_Short problem_
Return each of the lines below verbatim, omitting the pictures.
------ Task inputs
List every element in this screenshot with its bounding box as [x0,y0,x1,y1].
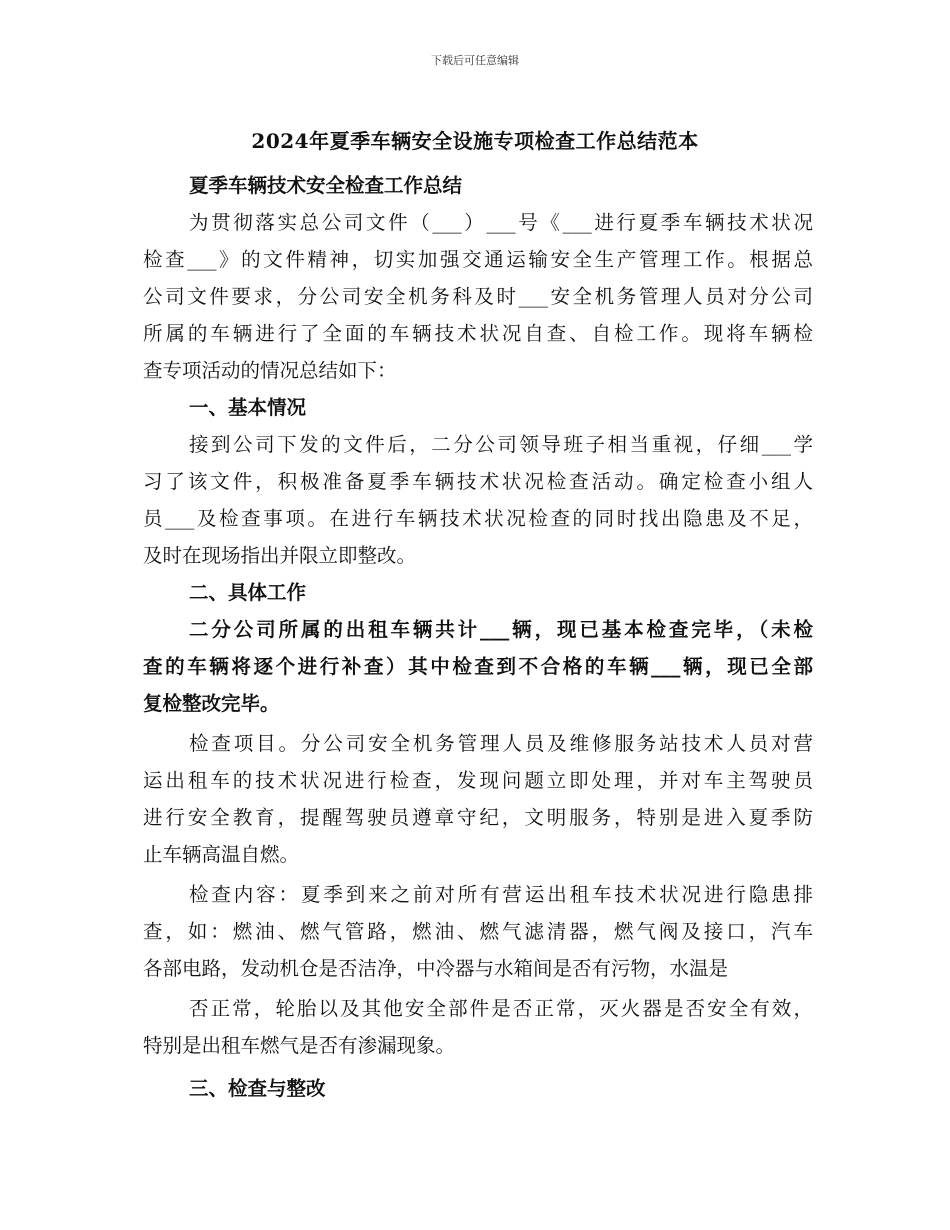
document-title: 2024年夏季车辆安全设施专项检查工作总结范本 [251,129,699,153]
paragraph-line: 查专项活动的情况总结如下： [143,359,397,382]
paragraph-vehicle-count [143,611,813,722]
paragraph-line: 习了该文件，积极准备夏季车辆技术状况检查活动。确定检查小组人 [143,470,813,493]
section-subtitle: 夏季车辆技术安全检查工作总结 [189,174,463,197]
paragraph-inspection-content-cont [143,990,813,1064]
paragraph-basic [143,426,813,574]
paragraph-intro [143,204,813,389]
paragraph-inspection-content [143,876,813,987]
page-header: 下载后可任意编辑 [431,54,519,67]
paragraph-line: 复检整改完毕。 [143,692,280,715]
paragraph-line: 运出租车的技术状况进行检查，发现问题立即处理，并对车主驾驶员 [143,769,813,792]
paragraph-line: 二分公司所属的出租车辆共计___辆，现已基本检查完毕，（未检 [189,618,813,641]
paragraph-line: 查的车辆将逐个进行补查）其中检查到不合格的车辆___辆，现已全部 [143,655,813,678]
paragraph-line: 及时在现场指出并限立即整改。 [143,544,417,567]
paragraph-line: 所属的车辆进行了全面的车辆技术状况自查、自检工作。现将车辆检 [143,322,813,345]
paragraph-line: 检查项目。分公司安全机务管理人员及维修服务站技术人员对营 [189,732,813,755]
paragraph-line: 特别是出租车燃气是否有渗漏现象。 [143,1034,456,1057]
paragraph-line: 否正常，轮胎以及其他安全部件是否正常，灭火器是否安全有效， [189,997,813,1020]
paragraph-line: 进行安全教育，提醒驾驶员遵章守纪，文明服务，特别是进入夏季防 [143,806,813,829]
paragraph-line: 接到公司下发的文件后，二分公司领导班子相当重视，仔细___学 [189,433,813,456]
paragraph-inspection-items [143,725,813,873]
paragraph-line: 查，如：燃油、燃气管路，燃油、燃气滤清器，燃气阀及接口，汽车 [143,920,813,943]
paragraph-line: 员___及检查事项。在进行车辆技术状况检查的同时找出隐患及不足， [143,507,813,530]
paragraph-line: 检查内容：夏季到来之前对所有营运出租车技术状况进行隐患排 [189,883,813,906]
paragraph-line: 公司文件要求，分公司安全机务科及时___安全机务管理人员对分公司 [143,285,813,308]
heading-inspection-rectification: 三、检查与整改 [189,1077,326,1100]
heading-basic-situation: 一、基本情况 [189,396,307,419]
heading-specific-work: 二、具体工作 [189,581,307,604]
paragraph-line: 检查___》的文件精神，切实加强交通运输安全生产管理工作。根据总 [143,248,813,271]
paragraph-line: 为贯彻落实总公司文件（___）___号《___进行夏季车辆技术状况 [189,211,813,234]
paragraph-line: 各部电路，发动机仓是否洁净，中冷器与水箱间是否有污物，水温是 [143,957,729,980]
paragraph-line: 止车辆高温自燃。 [143,843,300,866]
document-body [143,167,813,1107]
------------
_Solution to the exercise_
List every element in this screenshot with its bounding box as [x0,y0,x1,y1].
document-title: 2024年夏季车辆安全设施专项检查工作总结范本 [251,129,699,153]
paragraph-line: 查专项活动的情况总结如下： [143,359,397,382]
paragraph-vehicle-count [143,611,813,722]
paragraph-line: 习了该文件，积极准备夏季车辆技术状况检查活动。确定检查小组人 [143,470,813,493]
section-subtitle: 夏季车辆技术安全检查工作总结 [189,174,463,197]
paragraph-inspection-content-cont [143,990,813,1064]
paragraph-basic [143,426,813,574]
paragraph-intro [143,204,813,389]
paragraph-inspection-content [143,876,813,987]
page-header: 下载后可任意编辑 [431,54,519,67]
paragraph-line: 复检整改完毕。 [143,692,280,715]
paragraph-line: 运出租车的技术状况进行检查，发现问题立即处理，并对车主驾驶员 [143,769,813,792]
paragraph-line: 二分公司所属的出租车辆共计___辆，现已基本检查完毕，（未检 [189,618,813,641]
paragraph-line: 查的车辆将逐个进行补查）其中检查到不合格的车辆___辆，现已全部 [143,655,813,678]
paragraph-line: 及时在现场指出并限立即整改。 [143,544,417,567]
paragraph-line: 所属的车辆进行了全面的车辆技术状况自查、自检工作。现将车辆检 [143,322,813,345]
paragraph-line: 检查项目。分公司安全机务管理人员及维修服务站技术人员对营 [189,732,813,755]
paragraph-line: 特别是出租车燃气是否有渗漏现象。 [143,1034,456,1057]
paragraph-line: 否正常，轮胎以及其他安全部件是否正常，灭火器是否安全有效， [189,997,813,1020]
paragraph-line: 进行安全教育，提醒驾驶员遵章守纪，文明服务，特别是进入夏季防 [143,806,813,829]
paragraph-line: 接到公司下发的文件后，二分公司领导班子相当重视，仔细___学 [189,433,813,456]
paragraph-inspection-items [143,725,813,873]
paragraph-line: 查，如：燃油、燃气管路，燃油、燃气滤清器，燃气阀及接口，汽车 [143,920,813,943]
paragraph-line: 员___及检查事项。在进行车辆技术状况检查的同时找出隐患及不足， [143,507,813,530]
paragraph-line: 检查内容：夏季到来之前对所有营运出租车技术状况进行隐患排 [189,883,813,906]
paragraph-line: 公司文件要求，分公司安全机务科及时___安全机务管理人员对分公司 [143,285,813,308]
heading-inspection-rectification: 三、检查与整改 [189,1077,326,1100]
heading-basic-situation: 一、基本情况 [189,396,307,419]
heading-specific-work: 二、具体工作 [189,581,307,604]
paragraph-line: 检查___》的文件精神，切实加强交通运输安全生产管理工作。根据总 [143,248,813,271]
paragraph-line: 为贯彻落实总公司文件（___）___号《___进行夏季车辆技术状况 [189,211,813,234]
paragraph-line: 各部电路，发动机仓是否洁净，中冷器与水箱间是否有污物，水温是 [143,957,729,980]
paragraph-line: 止车辆高温自燃。 [143,843,300,866]
document-body [143,167,813,1107]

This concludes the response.